_Description of the task_
Give every line again exactly as it appears, please, but not the pictures.

[Figure dataset records]
=-=-=-=-=

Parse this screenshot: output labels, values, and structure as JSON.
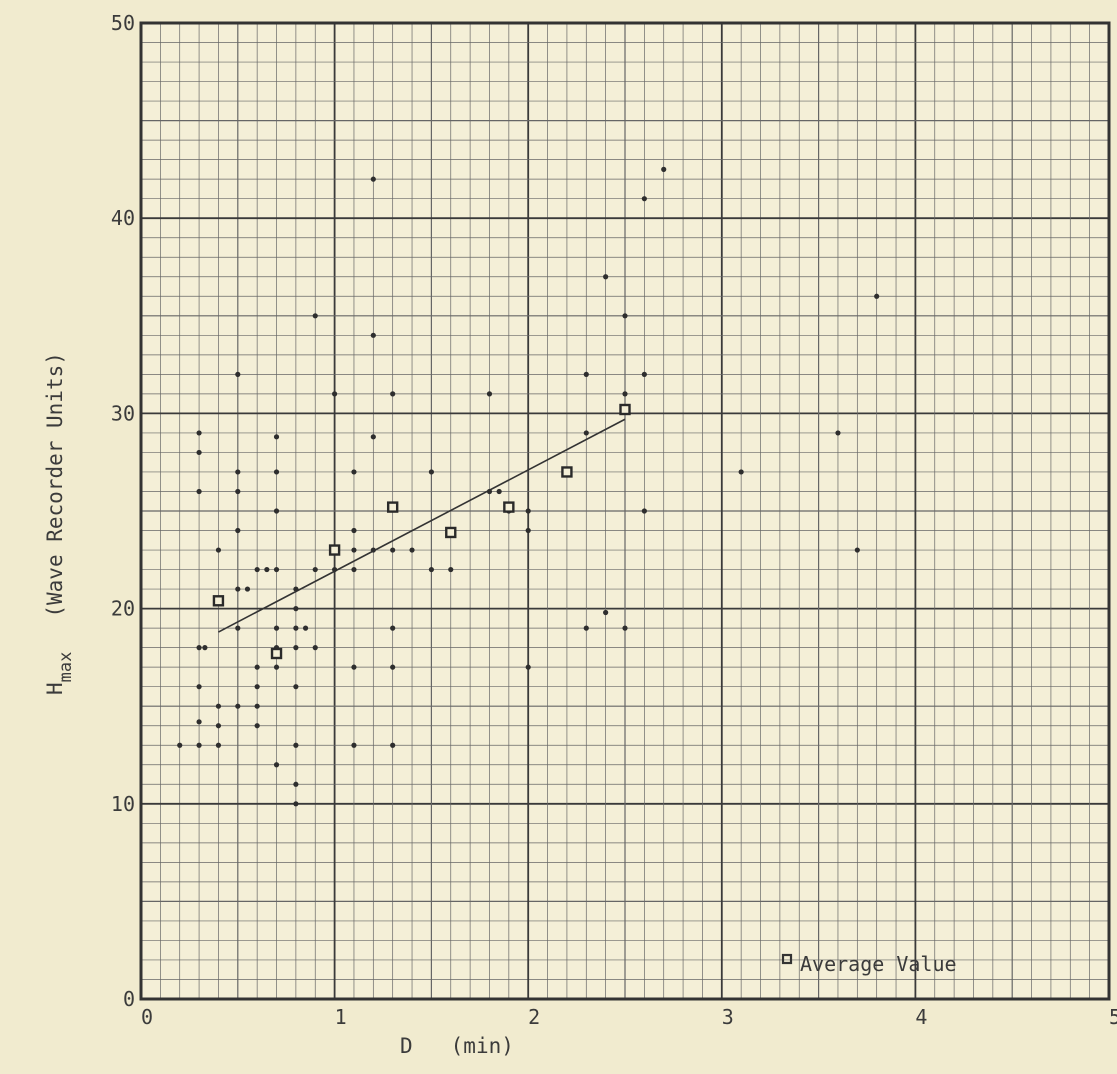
{
  "chart_data": {
    "type": "scatter",
    "title": "",
    "xlabel_var": "D",
    "xlabel_unit": "(min)",
    "ylabel_var": "H",
    "ylabel_sub": "max",
    "ylabel_unit": "(Wave Recorder Units)",
    "xlim": [
      0,
      5
    ],
    "ylim": [
      0,
      50
    ],
    "x_ticks": [
      "0",
      "1",
      "2",
      "3",
      "4",
      "5"
    ],
    "y_ticks": [
      "0",
      "10",
      "20",
      "30",
      "40",
      "50"
    ],
    "grid": true,
    "legend_position": "bottom-right",
    "series": [
      {
        "marker": "dot",
        "points": [
          [
            0.2,
            13
          ],
          [
            0.3,
            13
          ],
          [
            0.3,
            14.2
          ],
          [
            0.3,
            16
          ],
          [
            0.3,
            18
          ],
          [
            0.3,
            26
          ],
          [
            0.3,
            28
          ],
          [
            0.3,
            29
          ],
          [
            0.33,
            18
          ],
          [
            0.4,
            13
          ],
          [
            0.4,
            14
          ],
          [
            0.4,
            15
          ],
          [
            0.4,
            23
          ],
          [
            0.5,
            15
          ],
          [
            0.5,
            19
          ],
          [
            0.5,
            21
          ],
          [
            0.5,
            24
          ],
          [
            0.5,
            26
          ],
          [
            0.5,
            27
          ],
          [
            0.5,
            32
          ],
          [
            0.55,
            21
          ],
          [
            0.6,
            14
          ],
          [
            0.6,
            15
          ],
          [
            0.6,
            16
          ],
          [
            0.6,
            17
          ],
          [
            0.6,
            22
          ],
          [
            0.65,
            22
          ],
          [
            0.7,
            12
          ],
          [
            0.7,
            17
          ],
          [
            0.7,
            18
          ],
          [
            0.7,
            19
          ],
          [
            0.7,
            22
          ],
          [
            0.7,
            25
          ],
          [
            0.7,
            27
          ],
          [
            0.7,
            28.8
          ],
          [
            0.8,
            10
          ],
          [
            0.8,
            11
          ],
          [
            0.8,
            13
          ],
          [
            0.8,
            16
          ],
          [
            0.8,
            18
          ],
          [
            0.8,
            19
          ],
          [
            0.8,
            20
          ],
          [
            0.8,
            21
          ],
          [
            0.85,
            19
          ],
          [
            0.9,
            18
          ],
          [
            0.9,
            22
          ],
          [
            0.9,
            35
          ],
          [
            1.0,
            22
          ],
          [
            1.0,
            31
          ],
          [
            1.1,
            13
          ],
          [
            1.1,
            17
          ],
          [
            1.1,
            22
          ],
          [
            1.1,
            23
          ],
          [
            1.1,
            24
          ],
          [
            1.1,
            27
          ],
          [
            1.2,
            23
          ],
          [
            1.2,
            28.8
          ],
          [
            1.2,
            34
          ],
          [
            1.2,
            42
          ],
          [
            1.3,
            13
          ],
          [
            1.3,
            17
          ],
          [
            1.3,
            19
          ],
          [
            1.3,
            23
          ],
          [
            1.3,
            31
          ],
          [
            1.4,
            23
          ],
          [
            1.5,
            22
          ],
          [
            1.5,
            27
          ],
          [
            1.6,
            22
          ],
          [
            1.8,
            26
          ],
          [
            1.8,
            31
          ],
          [
            1.85,
            26
          ],
          [
            1.9,
            25
          ],
          [
            2.0,
            17
          ],
          [
            2.0,
            24
          ],
          [
            2.0,
            25
          ],
          [
            2.3,
            19
          ],
          [
            2.3,
            29
          ],
          [
            2.3,
            32
          ],
          [
            2.4,
            19.8
          ],
          [
            2.4,
            37
          ],
          [
            2.5,
            19
          ],
          [
            2.5,
            31
          ],
          [
            2.5,
            35
          ],
          [
            2.6,
            25
          ],
          [
            2.6,
            32
          ],
          [
            2.6,
            41
          ],
          [
            2.7,
            42.5
          ],
          [
            3.1,
            27
          ],
          [
            3.6,
            29
          ],
          [
            3.7,
            23
          ],
          [
            3.8,
            36
          ]
        ]
      },
      {
        "name": "Average Value",
        "marker": "square",
        "points": [
          [
            0.4,
            20.4
          ],
          [
            0.7,
            17.7
          ],
          [
            1.0,
            23
          ],
          [
            1.3,
            25.2
          ],
          [
            1.6,
            23.9
          ],
          [
            1.9,
            25.2
          ],
          [
            2.2,
            27
          ],
          [
            2.5,
            30.2
          ]
        ]
      }
    ],
    "trend_line": {
      "from": [
        0.4,
        18.8
      ],
      "to": [
        2.5,
        29.7
      ]
    }
  }
}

=-=-=-=-=

_Response to the exercise_
Parse this screenshot: output labels, values, and structure as JSON.
{
  "chart_data": {
    "type": "scatter",
    "title": "",
    "xlabel_var": "D",
    "xlabel_unit": "(min)",
    "ylabel_var": "H",
    "ylabel_sub": "max",
    "ylabel_unit": "(Wave Recorder Units)",
    "xlim": [
      0,
      5
    ],
    "ylim": [
      0,
      50
    ],
    "x_ticks": [
      "0",
      "1",
      "2",
      "3",
      "4",
      "5"
    ],
    "y_ticks": [
      "0",
      "10",
      "20",
      "30",
      "40",
      "50"
    ],
    "grid": true,
    "legend_position": "bottom-right",
    "series": [
      {
        "marker": "dot",
        "points": [
          [
            0.2,
            13
          ],
          [
            0.3,
            13
          ],
          [
            0.3,
            14.2
          ],
          [
            0.3,
            16
          ],
          [
            0.3,
            18
          ],
          [
            0.3,
            26
          ],
          [
            0.3,
            28
          ],
          [
            0.3,
            29
          ],
          [
            0.33,
            18
          ],
          [
            0.4,
            13
          ],
          [
            0.4,
            14
          ],
          [
            0.4,
            15
          ],
          [
            0.4,
            23
          ],
          [
            0.5,
            15
          ],
          [
            0.5,
            19
          ],
          [
            0.5,
            21
          ],
          [
            0.5,
            24
          ],
          [
            0.5,
            26
          ],
          [
            0.5,
            27
          ],
          [
            0.5,
            32
          ],
          [
            0.55,
            21
          ],
          [
            0.6,
            14
          ],
          [
            0.6,
            15
          ],
          [
            0.6,
            16
          ],
          [
            0.6,
            17
          ],
          [
            0.6,
            22
          ],
          [
            0.65,
            22
          ],
          [
            0.7,
            12
          ],
          [
            0.7,
            17
          ],
          [
            0.7,
            18
          ],
          [
            0.7,
            19
          ],
          [
            0.7,
            22
          ],
          [
            0.7,
            25
          ],
          [
            0.7,
            27
          ],
          [
            0.7,
            28.8
          ],
          [
            0.8,
            10
          ],
          [
            0.8,
            11
          ],
          [
            0.8,
            13
          ],
          [
            0.8,
            16
          ],
          [
            0.8,
            18
          ],
          [
            0.8,
            19
          ],
          [
            0.8,
            20
          ],
          [
            0.8,
            21
          ],
          [
            0.85,
            19
          ],
          [
            0.9,
            18
          ],
          [
            0.9,
            22
          ],
          [
            0.9,
            35
          ],
          [
            1.0,
            22
          ],
          [
            1.0,
            31
          ],
          [
            1.1,
            13
          ],
          [
            1.1,
            17
          ],
          [
            1.1,
            22
          ],
          [
            1.1,
            23
          ],
          [
            1.1,
            24
          ],
          [
            1.1,
            27
          ],
          [
            1.2,
            23
          ],
          [
            1.2,
            28.8
          ],
          [
            1.2,
            34
          ],
          [
            1.2,
            42
          ],
          [
            1.3,
            13
          ],
          [
            1.3,
            17
          ],
          [
            1.3,
            19
          ],
          [
            1.3,
            23
          ],
          [
            1.3,
            31
          ],
          [
            1.4,
            23
          ],
          [
            1.5,
            22
          ],
          [
            1.5,
            27
          ],
          [
            1.6,
            22
          ],
          [
            1.8,
            26
          ],
          [
            1.8,
            31
          ],
          [
            1.85,
            26
          ],
          [
            1.9,
            25
          ],
          [
            2.0,
            17
          ],
          [
            2.0,
            24
          ],
          [
            2.0,
            25
          ],
          [
            2.3,
            19
          ],
          [
            2.3,
            29
          ],
          [
            2.3,
            32
          ],
          [
            2.4,
            19.8
          ],
          [
            2.4,
            37
          ],
          [
            2.5,
            19
          ],
          [
            2.5,
            31
          ],
          [
            2.5,
            35
          ],
          [
            2.6,
            25
          ],
          [
            2.6,
            32
          ],
          [
            2.6,
            41
          ],
          [
            2.7,
            42.5
          ],
          [
            3.1,
            27
          ],
          [
            3.6,
            29
          ],
          [
            3.7,
            23
          ],
          [
            3.8,
            36
          ]
        ]
      },
      {
        "name": "Average Value",
        "marker": "square",
        "points": [
          [
            0.4,
            20.4
          ],
          [
            0.7,
            17.7
          ],
          [
            1.0,
            23
          ],
          [
            1.3,
            25.2
          ],
          [
            1.6,
            23.9
          ],
          [
            1.9,
            25.2
          ],
          [
            2.2,
            27
          ],
          [
            2.5,
            30.2
          ]
        ]
      }
    ],
    "trend_line": {
      "from": [
        0.4,
        18.8
      ],
      "to": [
        2.5,
        29.7
      ]
    }
  }
}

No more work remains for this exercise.